** START GIVEN INFORMATION **

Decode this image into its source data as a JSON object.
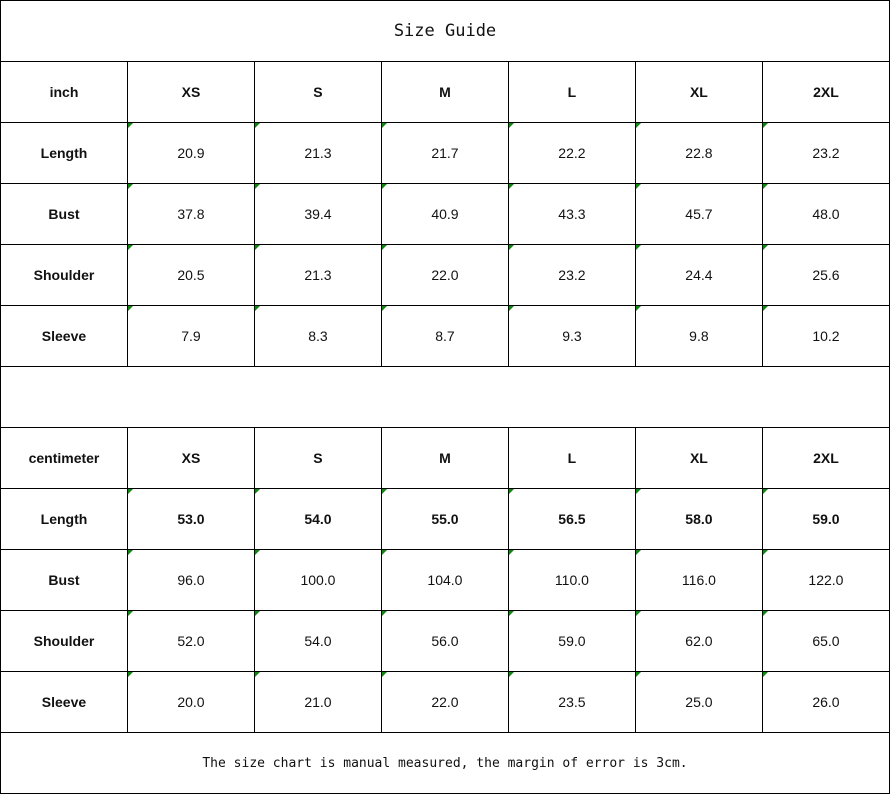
{
  "title": "Size Guide",
  "tables": [
    {
      "unit": "inch",
      "sizes": [
        "XS",
        "S",
        "M",
        "L",
        "XL",
        "2XL"
      ],
      "rows": [
        {
          "label": "Length",
          "values": [
            "20.9",
            "21.3",
            "21.7",
            "22.2",
            "22.8",
            "23.2"
          ]
        },
        {
          "label": "Bust",
          "values": [
            "37.8",
            "39.4",
            "40.9",
            "43.3",
            "45.7",
            "48.0"
          ]
        },
        {
          "label": "Shoulder",
          "values": [
            "20.5",
            "21.3",
            "22.0",
            "23.2",
            "24.4",
            "25.6"
          ]
        },
        {
          "label": "Sleeve",
          "values": [
            "7.9",
            "8.3",
            "8.7",
            "9.3",
            "9.8",
            "10.2"
          ]
        }
      ]
    },
    {
      "unit": "centimeter",
      "sizes": [
        "XS",
        "S",
        "M",
        "L",
        "XL",
        "2XL"
      ],
      "rows": [
        {
          "label": "Length",
          "values": [
            "53.0",
            "54.0",
            "55.0",
            "56.5",
            "58.0",
            "59.0"
          ]
        },
        {
          "label": "Bust",
          "values": [
            "96.0",
            "100.0",
            "104.0",
            "110.0",
            "116.0",
            "122.0"
          ]
        },
        {
          "label": "Shoulder",
          "values": [
            "52.0",
            "54.0",
            "56.0",
            "59.0",
            "62.0",
            "65.0"
          ]
        },
        {
          "label": "Sleeve",
          "values": [
            "20.0",
            "21.0",
            "22.0",
            "23.5",
            "25.0",
            "26.0"
          ]
        }
      ]
    }
  ],
  "note": "The size chart is manual measured, the margin of error is 3cm.",
  "colors": {
    "cell_marker": "#0a8a0a",
    "border": "#000000"
  }
}
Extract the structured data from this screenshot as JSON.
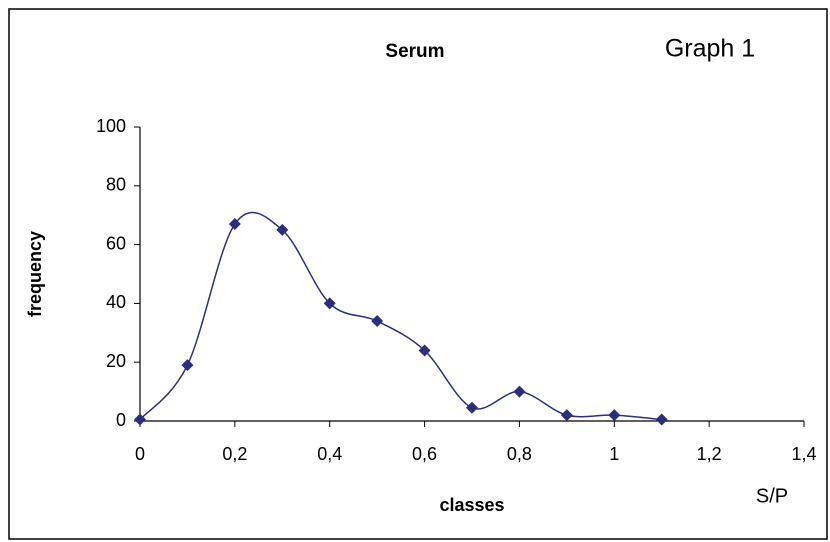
{
  "chart_data": {
    "type": "line",
    "title": "Serum",
    "annotation": "Graph 1",
    "x_label": "classes",
    "x_unit": "S/P",
    "y_label": "frequency",
    "x": [
      0,
      0.1,
      0.2,
      0.3,
      0.4,
      0.5,
      0.6,
      0.7,
      0.8,
      0.9,
      1,
      1.1
    ],
    "series": [
      {
        "color": "#2b2f7a",
        "values": [
          0.5,
          19,
          67,
          65,
          40,
          34,
          24,
          4.5,
          10,
          2,
          2,
          0.5
        ]
      }
    ],
    "xlim": [
      0,
      1.4
    ],
    "xticks": [
      0,
      {
        "value": 0.2,
        "label": "0,2"
      },
      {
        "value": 0.4,
        "label": "0,4"
      },
      {
        "value": 0.6,
        "label": "0,6"
      },
      {
        "value": 0.8,
        "label": "0,8"
      },
      1,
      {
        "value": 1.2,
        "label": "1,2"
      },
      {
        "value": 1.4,
        "label": "1,4"
      }
    ],
    "ylim": [
      0,
      100
    ],
    "yticks": [
      0,
      20,
      40,
      60,
      80,
      100
    ],
    "smooth": true,
    "marker": "diamond"
  }
}
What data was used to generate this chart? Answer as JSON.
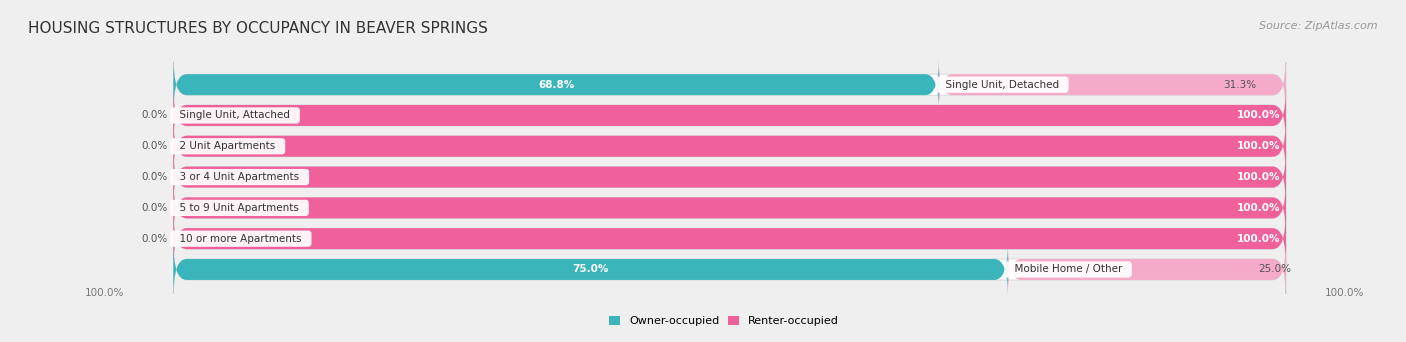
{
  "title": "HOUSING STRUCTURES BY OCCUPANCY IN BEAVER SPRINGS",
  "source": "Source: ZipAtlas.com",
  "categories": [
    "Single Unit, Detached",
    "Single Unit, Attached",
    "2 Unit Apartments",
    "3 or 4 Unit Apartments",
    "5 to 9 Unit Apartments",
    "10 or more Apartments",
    "Mobile Home / Other"
  ],
  "owner_pct": [
    68.8,
    0.0,
    0.0,
    0.0,
    0.0,
    0.0,
    75.0
  ],
  "renter_pct": [
    31.3,
    100.0,
    100.0,
    100.0,
    100.0,
    100.0,
    25.0
  ],
  "owner_color": "#3ab5bb",
  "renter_color": "#f0609a",
  "renter_light": "#f4aac8",
  "background_color": "#efefef",
  "title_fontsize": 11,
  "source_fontsize": 8,
  "label_fontsize": 7.5,
  "pct_fontsize": 7.5,
  "bar_height": 0.68
}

** END GIVEN INFORMATION **

**WRITTEN PROBLEM**
Check every line of the records above for the string "Apartments" and say how many contain it, giving the number alone.

**EXERCISE OUTPUT**
4